## WHAT YOU ARE ASKED TO DO
All of the material below is to be returned exactly.

## GIVEN INFORMATION
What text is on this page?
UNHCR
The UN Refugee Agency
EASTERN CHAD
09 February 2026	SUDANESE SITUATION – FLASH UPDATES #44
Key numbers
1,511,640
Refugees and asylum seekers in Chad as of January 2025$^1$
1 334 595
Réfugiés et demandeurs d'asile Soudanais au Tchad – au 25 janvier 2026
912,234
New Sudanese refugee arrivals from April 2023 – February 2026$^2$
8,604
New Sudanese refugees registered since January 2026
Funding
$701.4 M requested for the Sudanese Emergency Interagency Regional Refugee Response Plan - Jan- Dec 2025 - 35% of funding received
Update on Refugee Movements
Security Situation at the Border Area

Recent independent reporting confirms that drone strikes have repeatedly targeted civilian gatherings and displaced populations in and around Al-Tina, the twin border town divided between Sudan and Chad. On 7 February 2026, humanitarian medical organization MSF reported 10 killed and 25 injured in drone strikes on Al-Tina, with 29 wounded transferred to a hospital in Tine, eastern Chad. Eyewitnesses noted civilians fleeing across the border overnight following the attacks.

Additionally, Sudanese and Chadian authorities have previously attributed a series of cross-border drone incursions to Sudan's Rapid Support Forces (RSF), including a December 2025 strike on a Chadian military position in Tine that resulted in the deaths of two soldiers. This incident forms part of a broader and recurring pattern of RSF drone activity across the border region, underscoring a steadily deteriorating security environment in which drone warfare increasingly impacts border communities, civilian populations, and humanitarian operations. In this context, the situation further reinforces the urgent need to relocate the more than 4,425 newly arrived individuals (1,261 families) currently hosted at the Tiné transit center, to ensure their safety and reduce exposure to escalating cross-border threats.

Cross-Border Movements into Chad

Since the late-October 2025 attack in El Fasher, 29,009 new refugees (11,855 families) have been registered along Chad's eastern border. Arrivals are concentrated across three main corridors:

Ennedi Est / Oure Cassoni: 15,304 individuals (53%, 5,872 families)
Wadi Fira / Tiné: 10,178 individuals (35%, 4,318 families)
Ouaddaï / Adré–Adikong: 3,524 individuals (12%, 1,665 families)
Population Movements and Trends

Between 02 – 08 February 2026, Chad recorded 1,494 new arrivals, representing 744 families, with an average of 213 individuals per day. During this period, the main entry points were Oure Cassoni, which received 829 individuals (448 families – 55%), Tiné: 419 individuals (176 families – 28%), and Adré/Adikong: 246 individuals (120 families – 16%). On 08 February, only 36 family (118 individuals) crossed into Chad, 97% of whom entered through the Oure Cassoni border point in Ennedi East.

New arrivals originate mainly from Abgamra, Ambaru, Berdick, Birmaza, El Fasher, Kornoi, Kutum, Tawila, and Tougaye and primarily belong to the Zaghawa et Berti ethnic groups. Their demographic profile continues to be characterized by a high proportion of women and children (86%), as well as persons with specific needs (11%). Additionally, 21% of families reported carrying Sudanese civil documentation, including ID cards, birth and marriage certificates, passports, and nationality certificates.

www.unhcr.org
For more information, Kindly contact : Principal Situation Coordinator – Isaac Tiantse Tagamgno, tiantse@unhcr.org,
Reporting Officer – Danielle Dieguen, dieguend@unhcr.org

## EXERCISE RESPONSE
What text is on this page?
UNHCR
The UN Refugee Agency
EASTERN CHAD
09 February 2026	SUDANESE SITUATION – FLASH UPDATES #44
Key numbers
1,511,640
Refugees and asylum seekers in Chad as of January 2025$^1$
1 334 595
Réfugiés et demandeurs d'asile Soudanais au Tchad – au 25 janvier 2026
912,234
New Sudanese refugee arrivals from April 2023 – February 2026$^2$
8,604
New Sudanese refugees registered since January 2026
Funding
$701.4 M requested for the Sudanese Emergency Interagency Regional Refugee Response Plan - Jan- Dec 2025 - 35% of funding received
Update on Refugee Movements
Security Situation at the Border Area

Recent independent reporting confirms that drone strikes have repeatedly targeted civilian gatherings and displaced populations in and around Al-Tina, the twin border town divided between Sudan and Chad. On 7 February 2026, humanitarian medical organization MSF reported 10 killed and 25 injured in drone strikes on Al-Tina, with 29 wounded transferred to a hospital in Tine, eastern Chad. Eyewitnesses noted civilians fleeing across the border overnight following the attacks.

Additionally, Sudanese and Chadian authorities have previously attributed a series of cross-border drone incursions to Sudan's Rapid Support Forces (RSF), including a December 2025 strike on a Chadian military position in Tine that resulted in the deaths of two soldiers. This incident forms part of a broader and recurring pattern of RSF drone activity across the border region, underscoring a steadily deteriorating security environment in which drone warfare increasingly impacts border communities, civilian populations, and humanitarian operations. In this context, the situation further reinforces the urgent need to relocate the more than 4,425 newly arrived individuals (1,261 families) currently hosted at the Tiné transit center, to ensure their safety and reduce exposure to escalating cross-border threats.

Cross-Border Movements into Chad

Since the late-October 2025 attack in El Fasher, 29,009 new refugees (11,855 families) have been registered along Chad's eastern border. Arrivals are concentrated across three main corridors:

Ennedi Est / Oure Cassoni: 15,304 individuals (53%, 5,872 families)
Wadi Fira / Tiné: 10,178 individuals (35%, 4,318 families)
Ouaddaï / Adré–Adikong: 3,524 individuals (12%, 1,665 families)
Population Movements and Trends

Between 02 – 08 February 2026, Chad recorded 1,494 new arrivals, representing 744 families, with an average of 213 individuals per day. During this period, the main entry points were Oure Cassoni, which received 829 individuals (448 families – 55%), Tiné: 419 individuals (176 families – 28%), and Adré/Adikong: 246 individuals (120 families – 16%). On 08 February, only 36 family (118 individuals) crossed into Chad, 97% of whom entered through the Oure Cassoni border point in Ennedi East.

New arrivals originate mainly from Abgamra, Ambaru, Berdick, Birmaza, El Fasher, Kornoi, Kutum, Tawila, and Tougaye and primarily belong to the Zaghawa et Berti ethnic groups. Their demographic profile continues to be characterized by a high proportion of women and children (86%), as well as persons with specific needs (11%). Additionally, 21% of families reported carrying Sudanese civil documentation, including ID cards, birth and marriage certificates, passports, and nationality certificates.

www.unhcr.org
For more information, Kindly contact : Principal Situation Coordinator – Isaac Tiantse Tagamgno, tiantse@unhcr.org,
Reporting Officer – Danielle Dieguen, dieguend@unhcr.org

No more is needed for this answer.